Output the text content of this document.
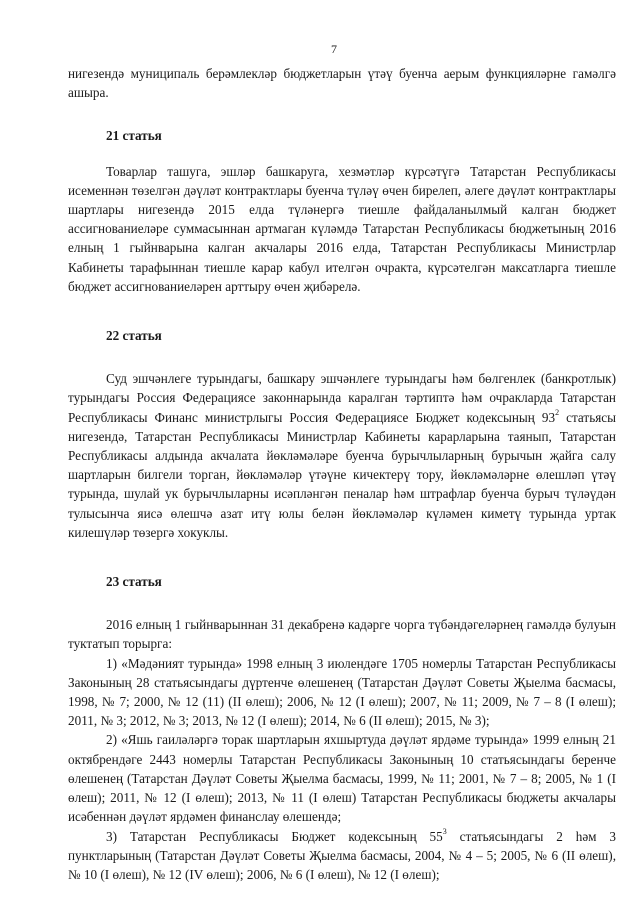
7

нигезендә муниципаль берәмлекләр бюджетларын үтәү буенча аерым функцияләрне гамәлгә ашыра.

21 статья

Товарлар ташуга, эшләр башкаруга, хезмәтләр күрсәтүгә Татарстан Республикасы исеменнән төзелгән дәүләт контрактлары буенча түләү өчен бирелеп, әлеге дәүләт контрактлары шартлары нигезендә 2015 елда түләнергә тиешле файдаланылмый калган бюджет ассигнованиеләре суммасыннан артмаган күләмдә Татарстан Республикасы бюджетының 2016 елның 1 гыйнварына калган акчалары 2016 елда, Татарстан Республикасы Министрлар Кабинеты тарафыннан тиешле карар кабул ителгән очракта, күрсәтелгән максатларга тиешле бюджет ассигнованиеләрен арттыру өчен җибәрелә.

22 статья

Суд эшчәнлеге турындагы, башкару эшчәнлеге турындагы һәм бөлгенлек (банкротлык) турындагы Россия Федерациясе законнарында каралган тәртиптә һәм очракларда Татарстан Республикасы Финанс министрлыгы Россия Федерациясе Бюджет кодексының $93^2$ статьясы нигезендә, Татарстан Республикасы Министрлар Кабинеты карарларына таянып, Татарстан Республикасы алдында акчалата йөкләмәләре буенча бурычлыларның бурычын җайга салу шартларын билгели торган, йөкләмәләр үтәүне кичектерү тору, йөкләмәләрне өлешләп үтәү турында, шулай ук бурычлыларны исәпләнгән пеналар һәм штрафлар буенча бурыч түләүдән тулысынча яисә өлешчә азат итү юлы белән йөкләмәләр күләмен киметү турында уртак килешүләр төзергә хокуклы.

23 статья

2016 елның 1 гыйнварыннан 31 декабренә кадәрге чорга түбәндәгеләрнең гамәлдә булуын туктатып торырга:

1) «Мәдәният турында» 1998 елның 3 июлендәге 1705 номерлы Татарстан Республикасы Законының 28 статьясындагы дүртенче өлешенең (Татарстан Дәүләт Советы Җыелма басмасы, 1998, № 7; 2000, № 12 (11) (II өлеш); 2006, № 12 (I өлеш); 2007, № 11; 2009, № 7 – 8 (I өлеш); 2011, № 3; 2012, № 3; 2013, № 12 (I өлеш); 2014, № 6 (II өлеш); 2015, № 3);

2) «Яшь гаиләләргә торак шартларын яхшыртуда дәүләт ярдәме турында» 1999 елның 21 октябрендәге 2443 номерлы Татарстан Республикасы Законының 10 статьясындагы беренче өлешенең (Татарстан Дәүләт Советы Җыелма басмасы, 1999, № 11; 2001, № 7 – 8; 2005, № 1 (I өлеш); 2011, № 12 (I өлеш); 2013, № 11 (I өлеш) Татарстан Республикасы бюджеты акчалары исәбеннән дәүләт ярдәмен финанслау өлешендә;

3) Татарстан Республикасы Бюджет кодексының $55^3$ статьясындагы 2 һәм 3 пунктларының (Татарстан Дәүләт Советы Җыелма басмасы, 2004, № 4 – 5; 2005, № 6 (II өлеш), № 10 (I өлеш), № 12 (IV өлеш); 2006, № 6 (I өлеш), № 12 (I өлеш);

______

Pictures in the records above are not copied; print everything else exactly.

■ Response:
Output the text content of this document.
7

нигезендә муниципаль берәмлекләр бюджетларын үтәү буенча аерым функцияләрне гамәлгә ашыра.

21 статья

Товарлар ташуга, эшләр башкаруга, хезмәтләр күрсәтүгә Татарстан Республикасы исеменнән төзелгән дәүләт контрактлары буенча түләү өчен бирелеп, әлеге дәүләт контрактлары шартлары нигезендә 2015 елда түләнергә тиешле файдаланылмый калган бюджет ассигнованиеләре суммасыннан артмаган күләмдә Татарстан Республикасы бюджетының 2016 елның 1 гыйнварына калган акчалары 2016 елда, Татарстан Республикасы Министрлар Кабинеты тарафыннан тиешле карар кабул ителгән очракта, күрсәтелгән максатларга тиешле бюджет ассигнованиеләрен арттыру өчен җибәрелә.

22 статья

Суд эшчәнлеге турындагы, башкару эшчәнлеге турындагы һәм бөлгенлек (банкротлык) турындагы Россия Федерациясе законнарында каралган тәртиптә һәм очракларда Татарстан Республикасы Финанс министрлыгы Россия Федерациясе Бюджет кодексының $93^2$ статьясы нигезендә, Татарстан Республикасы Министрлар Кабинеты карарларына таянып, Татарстан Республикасы алдында акчалата йөкләмәләре буенча бурычлыларның бурычын җайга салу шартларын билгели торган, йөкләмәләр үтәүне кичектерү тору, йөкләмәләрне өлешләп үтәү турында, шулай ук бурычлыларны исәпләнгән пеналар һәм штрафлар буенча бурыч түләүдән тулысынча яисә өлешчә азат итү юлы белән йөкләмәләр күләмен киметү турында уртак килешүләр төзергә хокуклы.

23 статья

2016 елның 1 гыйнварыннан 31 декабренә кадәрге чорга түбәндәгеләрнең гамәлдә булуын туктатып торырга:

1) «Мәдәният турында» 1998 елның 3 июлендәге 1705 номерлы Татарстан Республикасы Законының 28 статьясындагы дүртенче өлешенең (Татарстан Дәүләт Советы Җыелма басмасы, 1998, № 7; 2000, № 12 (11) (II өлеш); 2006, № 12 (I өлеш); 2007, № 11; 2009, № 7 – 8 (I өлеш); 2011, № 3; 2012, № 3; 2013, № 12 (I өлеш); 2014, № 6 (II өлеш); 2015, № 3);

2) «Яшь гаиләләргә торак шартларын яхшыртуда дәүләт ярдәме турында» 1999 елның 21 октябрендәге 2443 номерлы Татарстан Республикасы Законының 10 статьясындагы беренче өлешенең (Татарстан Дәүләт Советы Җыелма басмасы, 1999, № 11; 2001, № 7 – 8; 2005, № 1 (I өлеш); 2011, № 12 (I өлеш); 2013, № 11 (I өлеш) Татарстан Республикасы бюджеты акчалары исәбеннән дәүләт ярдәмен финанслау өлешендә;

3) Татарстан Республикасы Бюджет кодексының $55^3$ статьясындагы 2 һәм 3 пунктларының (Татарстан Дәүләт Советы Җыелма басмасы, 2004, № 4 – 5; 2005, № 6 (II өлеш), № 10 (I өлеш), № 12 (IV өлеш); 2006, № 6 (I өлеш), № 12 (I өлеш);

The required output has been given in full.